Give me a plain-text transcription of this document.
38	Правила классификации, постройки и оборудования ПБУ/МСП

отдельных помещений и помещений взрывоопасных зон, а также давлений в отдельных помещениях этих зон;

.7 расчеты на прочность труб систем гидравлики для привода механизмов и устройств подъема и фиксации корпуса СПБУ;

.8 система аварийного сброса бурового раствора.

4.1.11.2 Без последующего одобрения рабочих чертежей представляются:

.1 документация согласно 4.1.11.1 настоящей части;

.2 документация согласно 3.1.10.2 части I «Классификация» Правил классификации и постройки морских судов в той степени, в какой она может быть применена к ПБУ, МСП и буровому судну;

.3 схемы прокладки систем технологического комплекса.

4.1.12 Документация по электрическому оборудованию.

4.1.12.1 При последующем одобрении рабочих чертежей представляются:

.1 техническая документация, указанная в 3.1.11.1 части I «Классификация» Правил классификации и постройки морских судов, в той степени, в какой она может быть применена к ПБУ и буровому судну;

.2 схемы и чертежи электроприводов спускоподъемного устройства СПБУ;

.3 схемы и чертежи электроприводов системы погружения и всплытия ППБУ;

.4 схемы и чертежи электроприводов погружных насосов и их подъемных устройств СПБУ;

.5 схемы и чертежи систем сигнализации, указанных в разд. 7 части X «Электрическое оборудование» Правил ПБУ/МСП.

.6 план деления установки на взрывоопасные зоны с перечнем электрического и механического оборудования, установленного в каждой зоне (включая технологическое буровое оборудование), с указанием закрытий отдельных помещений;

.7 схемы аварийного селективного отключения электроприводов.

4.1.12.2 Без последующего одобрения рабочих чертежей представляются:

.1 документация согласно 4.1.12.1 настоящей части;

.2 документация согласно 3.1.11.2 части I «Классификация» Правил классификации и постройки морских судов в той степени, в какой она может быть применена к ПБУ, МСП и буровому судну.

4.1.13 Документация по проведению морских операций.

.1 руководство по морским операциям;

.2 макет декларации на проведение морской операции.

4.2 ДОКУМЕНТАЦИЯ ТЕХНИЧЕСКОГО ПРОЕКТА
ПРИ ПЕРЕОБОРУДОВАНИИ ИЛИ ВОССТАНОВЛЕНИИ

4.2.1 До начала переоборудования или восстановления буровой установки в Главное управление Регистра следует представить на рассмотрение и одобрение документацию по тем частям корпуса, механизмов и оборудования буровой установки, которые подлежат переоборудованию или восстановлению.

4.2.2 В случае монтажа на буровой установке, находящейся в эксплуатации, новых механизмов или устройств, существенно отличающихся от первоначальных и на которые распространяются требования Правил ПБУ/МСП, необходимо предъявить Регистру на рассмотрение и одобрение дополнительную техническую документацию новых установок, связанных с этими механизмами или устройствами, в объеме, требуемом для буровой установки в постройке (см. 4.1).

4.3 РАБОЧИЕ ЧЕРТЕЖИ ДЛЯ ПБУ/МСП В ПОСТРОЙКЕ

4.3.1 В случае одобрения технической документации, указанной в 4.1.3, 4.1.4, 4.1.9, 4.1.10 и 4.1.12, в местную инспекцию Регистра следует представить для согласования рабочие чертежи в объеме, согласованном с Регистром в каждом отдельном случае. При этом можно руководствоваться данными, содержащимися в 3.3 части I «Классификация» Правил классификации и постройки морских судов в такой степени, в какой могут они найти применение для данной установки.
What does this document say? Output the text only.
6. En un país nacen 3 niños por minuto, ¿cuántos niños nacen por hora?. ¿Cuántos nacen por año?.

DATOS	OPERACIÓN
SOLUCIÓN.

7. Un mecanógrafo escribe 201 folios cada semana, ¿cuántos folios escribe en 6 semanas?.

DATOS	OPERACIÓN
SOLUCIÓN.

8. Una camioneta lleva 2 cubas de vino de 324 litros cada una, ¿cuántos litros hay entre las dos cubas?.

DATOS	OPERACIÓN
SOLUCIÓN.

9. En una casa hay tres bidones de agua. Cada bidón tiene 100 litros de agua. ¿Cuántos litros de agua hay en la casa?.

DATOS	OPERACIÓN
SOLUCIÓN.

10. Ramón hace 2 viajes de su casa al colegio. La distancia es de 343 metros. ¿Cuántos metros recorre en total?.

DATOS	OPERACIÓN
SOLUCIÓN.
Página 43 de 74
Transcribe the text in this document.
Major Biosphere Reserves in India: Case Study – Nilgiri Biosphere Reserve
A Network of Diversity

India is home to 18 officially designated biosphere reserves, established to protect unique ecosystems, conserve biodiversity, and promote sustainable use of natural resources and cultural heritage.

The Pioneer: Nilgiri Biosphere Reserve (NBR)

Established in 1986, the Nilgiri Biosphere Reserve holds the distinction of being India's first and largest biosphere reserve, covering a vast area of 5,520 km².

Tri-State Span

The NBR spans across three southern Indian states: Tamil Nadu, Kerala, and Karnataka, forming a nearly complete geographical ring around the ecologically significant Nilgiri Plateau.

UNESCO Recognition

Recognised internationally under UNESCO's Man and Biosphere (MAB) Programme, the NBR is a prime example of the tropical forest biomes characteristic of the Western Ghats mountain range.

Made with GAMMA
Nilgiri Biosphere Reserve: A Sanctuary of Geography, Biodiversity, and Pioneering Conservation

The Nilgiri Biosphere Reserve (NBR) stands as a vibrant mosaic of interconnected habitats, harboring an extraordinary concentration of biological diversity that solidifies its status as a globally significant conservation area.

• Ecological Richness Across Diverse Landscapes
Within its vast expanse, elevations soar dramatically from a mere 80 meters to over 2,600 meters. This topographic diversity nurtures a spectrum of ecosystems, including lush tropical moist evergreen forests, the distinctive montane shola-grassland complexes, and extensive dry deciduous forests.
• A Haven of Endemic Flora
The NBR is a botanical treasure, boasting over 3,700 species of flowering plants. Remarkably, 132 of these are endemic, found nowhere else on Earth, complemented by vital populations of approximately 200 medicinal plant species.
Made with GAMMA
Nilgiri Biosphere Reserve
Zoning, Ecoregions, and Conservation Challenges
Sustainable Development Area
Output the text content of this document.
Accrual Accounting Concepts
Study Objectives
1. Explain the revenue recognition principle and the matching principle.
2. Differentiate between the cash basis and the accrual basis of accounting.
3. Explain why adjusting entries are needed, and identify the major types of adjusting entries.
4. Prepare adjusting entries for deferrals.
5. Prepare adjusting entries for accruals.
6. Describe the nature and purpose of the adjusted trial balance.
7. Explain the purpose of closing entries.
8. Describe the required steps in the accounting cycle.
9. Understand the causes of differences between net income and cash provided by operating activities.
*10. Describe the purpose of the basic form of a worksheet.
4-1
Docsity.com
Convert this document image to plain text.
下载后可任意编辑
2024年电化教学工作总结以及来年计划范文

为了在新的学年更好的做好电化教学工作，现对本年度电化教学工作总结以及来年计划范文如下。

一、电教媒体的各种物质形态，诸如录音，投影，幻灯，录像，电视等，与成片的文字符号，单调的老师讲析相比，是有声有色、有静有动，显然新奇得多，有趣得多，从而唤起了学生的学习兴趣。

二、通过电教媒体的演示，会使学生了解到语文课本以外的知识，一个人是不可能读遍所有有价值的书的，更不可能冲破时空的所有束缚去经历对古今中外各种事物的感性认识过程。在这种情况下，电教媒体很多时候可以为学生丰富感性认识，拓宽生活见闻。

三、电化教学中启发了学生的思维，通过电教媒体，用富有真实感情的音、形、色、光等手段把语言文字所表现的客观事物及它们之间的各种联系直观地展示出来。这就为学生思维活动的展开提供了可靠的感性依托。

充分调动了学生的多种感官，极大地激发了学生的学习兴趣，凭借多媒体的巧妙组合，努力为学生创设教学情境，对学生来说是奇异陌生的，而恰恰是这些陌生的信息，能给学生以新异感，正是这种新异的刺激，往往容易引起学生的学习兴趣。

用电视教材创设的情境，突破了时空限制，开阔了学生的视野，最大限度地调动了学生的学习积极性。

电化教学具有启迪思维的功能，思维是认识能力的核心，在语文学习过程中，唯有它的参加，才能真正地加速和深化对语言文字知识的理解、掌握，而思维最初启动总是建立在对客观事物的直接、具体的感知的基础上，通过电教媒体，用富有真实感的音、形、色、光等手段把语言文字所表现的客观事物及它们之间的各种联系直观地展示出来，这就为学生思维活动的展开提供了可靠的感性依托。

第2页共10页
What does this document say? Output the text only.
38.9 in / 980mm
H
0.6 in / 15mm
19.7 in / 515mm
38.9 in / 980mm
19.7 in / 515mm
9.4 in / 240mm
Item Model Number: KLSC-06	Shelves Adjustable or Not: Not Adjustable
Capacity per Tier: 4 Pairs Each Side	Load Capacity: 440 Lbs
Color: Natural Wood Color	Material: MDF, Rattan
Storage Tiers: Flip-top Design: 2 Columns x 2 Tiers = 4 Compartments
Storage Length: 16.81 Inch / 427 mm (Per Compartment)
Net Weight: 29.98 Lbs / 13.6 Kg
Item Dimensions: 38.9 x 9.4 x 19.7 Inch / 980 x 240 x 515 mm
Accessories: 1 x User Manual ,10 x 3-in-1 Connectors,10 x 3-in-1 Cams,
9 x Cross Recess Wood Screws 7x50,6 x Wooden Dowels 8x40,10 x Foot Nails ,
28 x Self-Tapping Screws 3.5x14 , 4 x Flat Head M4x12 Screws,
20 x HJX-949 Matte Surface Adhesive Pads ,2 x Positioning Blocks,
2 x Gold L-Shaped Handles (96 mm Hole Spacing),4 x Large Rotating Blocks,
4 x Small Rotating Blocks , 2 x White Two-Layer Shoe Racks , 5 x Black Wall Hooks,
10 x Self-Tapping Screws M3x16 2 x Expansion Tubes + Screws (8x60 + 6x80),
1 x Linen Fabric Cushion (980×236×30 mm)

---------------

● **WHAT IS REQUIRED**
Write out every line of the data that holds the word "purpose".

● **OUTPUT OF THE TASK**
6. Describe the nature and purpose of the adjusted trial balance.
7. Explain the purpose of closing entries.
*10. Describe the purpose of the basic form of a worksheet.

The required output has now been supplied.